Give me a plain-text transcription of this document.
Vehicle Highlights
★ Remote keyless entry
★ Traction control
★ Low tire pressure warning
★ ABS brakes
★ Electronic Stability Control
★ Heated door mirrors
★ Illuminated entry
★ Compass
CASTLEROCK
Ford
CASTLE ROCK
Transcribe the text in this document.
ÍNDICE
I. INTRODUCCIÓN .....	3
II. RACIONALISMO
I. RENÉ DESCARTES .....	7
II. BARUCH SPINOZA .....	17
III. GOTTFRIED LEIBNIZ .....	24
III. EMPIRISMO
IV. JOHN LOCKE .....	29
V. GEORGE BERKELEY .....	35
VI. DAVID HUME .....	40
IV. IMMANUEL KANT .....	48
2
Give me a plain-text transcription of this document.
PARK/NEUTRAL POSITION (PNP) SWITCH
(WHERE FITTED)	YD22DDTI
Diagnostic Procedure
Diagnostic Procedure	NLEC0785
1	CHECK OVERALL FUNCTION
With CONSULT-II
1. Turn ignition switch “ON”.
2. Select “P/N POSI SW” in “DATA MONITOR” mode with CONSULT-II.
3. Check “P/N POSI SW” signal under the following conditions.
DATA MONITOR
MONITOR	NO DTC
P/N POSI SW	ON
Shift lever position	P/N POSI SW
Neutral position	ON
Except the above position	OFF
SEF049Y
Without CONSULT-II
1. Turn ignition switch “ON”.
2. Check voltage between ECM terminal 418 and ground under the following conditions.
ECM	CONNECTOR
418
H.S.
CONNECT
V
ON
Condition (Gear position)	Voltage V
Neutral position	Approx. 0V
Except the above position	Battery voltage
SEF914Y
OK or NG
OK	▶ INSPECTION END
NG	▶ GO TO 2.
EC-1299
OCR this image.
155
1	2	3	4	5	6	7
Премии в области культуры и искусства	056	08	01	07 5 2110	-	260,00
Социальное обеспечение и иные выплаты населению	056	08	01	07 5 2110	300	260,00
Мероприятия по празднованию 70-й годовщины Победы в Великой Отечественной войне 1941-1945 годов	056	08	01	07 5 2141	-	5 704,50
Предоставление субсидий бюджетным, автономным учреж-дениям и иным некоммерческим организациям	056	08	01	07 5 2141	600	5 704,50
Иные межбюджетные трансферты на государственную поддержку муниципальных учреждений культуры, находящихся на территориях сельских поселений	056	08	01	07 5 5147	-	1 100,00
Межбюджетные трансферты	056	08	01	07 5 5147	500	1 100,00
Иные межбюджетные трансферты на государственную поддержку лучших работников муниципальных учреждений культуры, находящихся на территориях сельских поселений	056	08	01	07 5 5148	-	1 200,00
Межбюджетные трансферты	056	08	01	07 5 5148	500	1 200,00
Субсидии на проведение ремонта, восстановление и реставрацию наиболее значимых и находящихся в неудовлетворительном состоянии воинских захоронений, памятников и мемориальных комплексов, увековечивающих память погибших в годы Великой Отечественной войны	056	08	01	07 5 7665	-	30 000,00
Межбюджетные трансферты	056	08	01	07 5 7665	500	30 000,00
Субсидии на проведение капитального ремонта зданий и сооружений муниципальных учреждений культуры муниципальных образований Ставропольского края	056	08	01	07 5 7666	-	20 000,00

**Stated problem**
Retype all of the data shown above, word for word.

**Correct output**
Give me a plain-text transcription of this document.
Vehicle Highlights
★ Remote keyless entry
★ Traction control
★ Low tire pressure warning
★ ABS brakes
★ Electronic Stability Control
★ Heated door mirrors
★ Illuminated entry
★ Compass
CASTLEROCK
Ford
CASTLE ROCK
Transcribe the text in this document.
ÍNDICE
I. INTRODUCCIÓN .....	3
II. RACIONALISMO
I. RENÉ DESCARTES .....	7
II. BARUCH SPINOZA .....	17
III. GOTTFRIED LEIBNIZ .....	24
III. EMPIRISMO
IV. JOHN LOCKE .....	29
V. GEORGE BERKELEY .....	35
VI. DAVID HUME .....	40
IV. IMMANUEL KANT .....	48
2
Give me a plain-text transcription of this document.
PARK/NEUTRAL POSITION (PNP) SWITCH
(WHERE FITTED)	YD22DDTI
Diagnostic Procedure
Diagnostic Procedure	NLEC0785
1	CHECK OVERALL FUNCTION
With CONSULT-II
1. Turn ignition switch “ON”.
2. Select “P/N POSI SW” in “DATA MONITOR” mode with CONSULT-II.
3. Check “P/N POSI SW” signal under the following conditions.
DATA MONITOR
MONITOR	NO DTC
P/N POSI SW	ON
Shift lever position	P/N POSI SW
Neutral position	ON
Except the above position	OFF
SEF049Y
Without CONSULT-II
1. Turn ignition switch “ON”.
2. Check voltage between ECM terminal 418 and ground under the following conditions.
ECM	CONNECTOR
418
H.S.
CONNECT
V
ON
Condition (Gear position)	Voltage V
Neutral position	Approx. 0V
Except the above position	Battery voltage
SEF914Y
OK or NG
OK	▶ INSPECTION END
NG	▶ GO TO 2.
EC-1299
OCR this image.
155
1	2	3	4	5	6	7
Премии в области культуры и искусства	056	08	01	07 5 2110	-	260,00
Социальное обеспечение и иные выплаты населению	056	08	01	07 5 2110	300	260,00
Мероприятия по празднованию 70-й годовщины Победы в Великой Отечественной войне 1941-1945 годов	056	08	01	07 5 2141	-	5 704,50
Предоставление субсидий бюджетным, автономным учреж-дениям и иным некоммерческим организациям	056	08	01	07 5 2141	600	5 704,50
Иные межбюджетные трансферты на государственную поддержку муниципальных учреждений культуры, находящихся на территориях сельских поселений	056	08	01	07 5 5147	-	1 100,00
Межбюджетные трансферты	056	08	01	07 5 5147	500	1 100,00
Иные межбюджетные трансферты на государственную поддержку лучших работников муниципальных учреждений культуры, находящихся на территориях сельских поселений	056	08	01	07 5 5148	-	1 200,00
Межбюджетные трансферты	056	08	01	07 5 5148	500	1 200,00
Субсидии на проведение ремонта, восстановление и реставрацию наиболее значимых и находящихся в неудовлетворительном состоянии воинских захоронений, памятников и мемориальных комплексов, увековечивающих память погибших в годы Великой Отечественной войны	056	08	01	07 5 7665	-	30 000,00
Межбюджетные трансферты	056	08	01	07 5 7665	500	30 000,00
Субсидии на проведение капитального ремонта зданий и сооружений муниципальных учреждений культуры муниципальных образований Ставропольского края	056	08	01	07 5 7666	-	20 000,00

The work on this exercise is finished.